WHAT IS REQUIRED:
Below are records to transcribe exactly, without their pictures.

EXTRACTED RECORDS:
──────

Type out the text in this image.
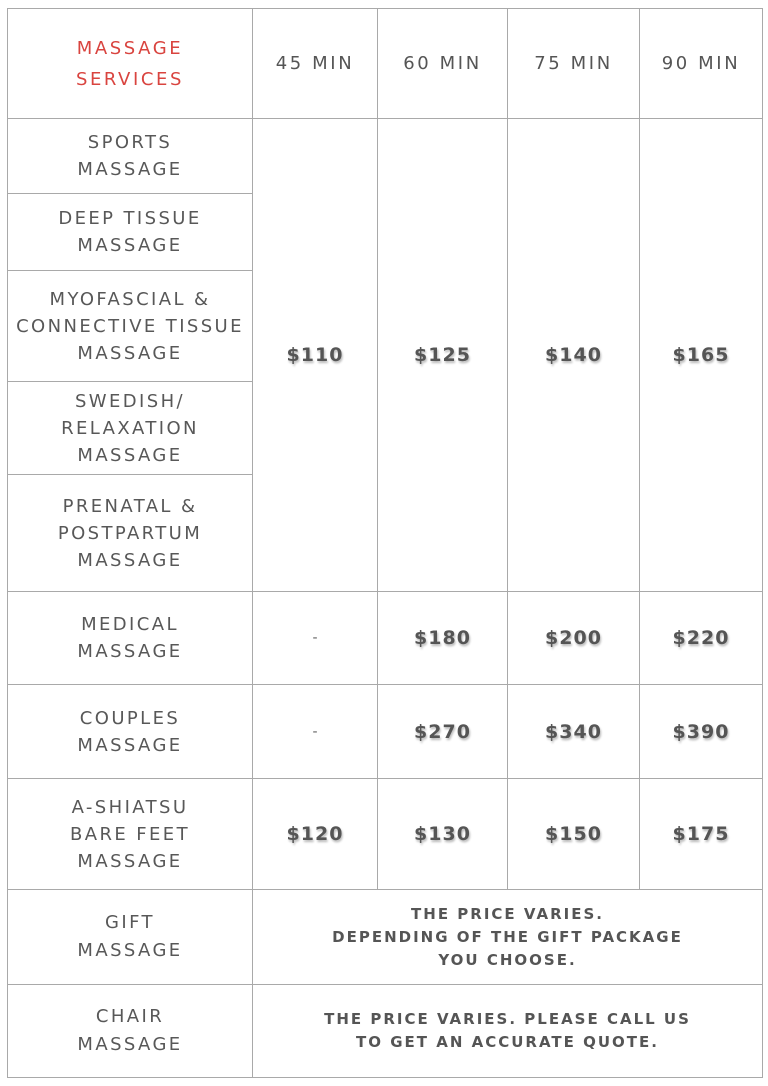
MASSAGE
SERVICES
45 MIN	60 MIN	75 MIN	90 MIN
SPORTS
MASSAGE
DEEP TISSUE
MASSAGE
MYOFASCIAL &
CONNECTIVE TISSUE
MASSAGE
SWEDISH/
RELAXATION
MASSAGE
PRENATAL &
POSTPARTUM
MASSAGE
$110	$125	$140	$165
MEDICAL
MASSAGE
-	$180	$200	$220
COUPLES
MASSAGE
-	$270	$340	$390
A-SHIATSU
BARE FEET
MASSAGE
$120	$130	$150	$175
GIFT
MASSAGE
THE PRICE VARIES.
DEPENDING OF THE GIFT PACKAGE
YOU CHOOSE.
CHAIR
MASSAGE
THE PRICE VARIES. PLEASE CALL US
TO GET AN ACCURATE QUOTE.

──────

OUTPUT BELOW:
Type out the text in this image.
MASSAGE
SERVICES
45 MIN	60 MIN	75 MIN	90 MIN
SPORTS
MASSAGE
DEEP TISSUE
MASSAGE
MYOFASCIAL &
CONNECTIVE TISSUE
MASSAGE
SWEDISH/
RELAXATION
MASSAGE
PRENATAL &
POSTPARTUM
MASSAGE
$110	$125	$140	$165
MEDICAL
MASSAGE
-	$180	$200	$220
COUPLES
MASSAGE
-	$270	$340	$390
A-SHIATSU
BARE FEET
MASSAGE
$120	$130	$150	$175
GIFT
MASSAGE
THE PRICE VARIES.
DEPENDING OF THE GIFT PACKAGE
YOU CHOOSE.
CHAIR
MASSAGE
THE PRICE VARIES. PLEASE CALL US
TO GET AN ACCURATE QUOTE.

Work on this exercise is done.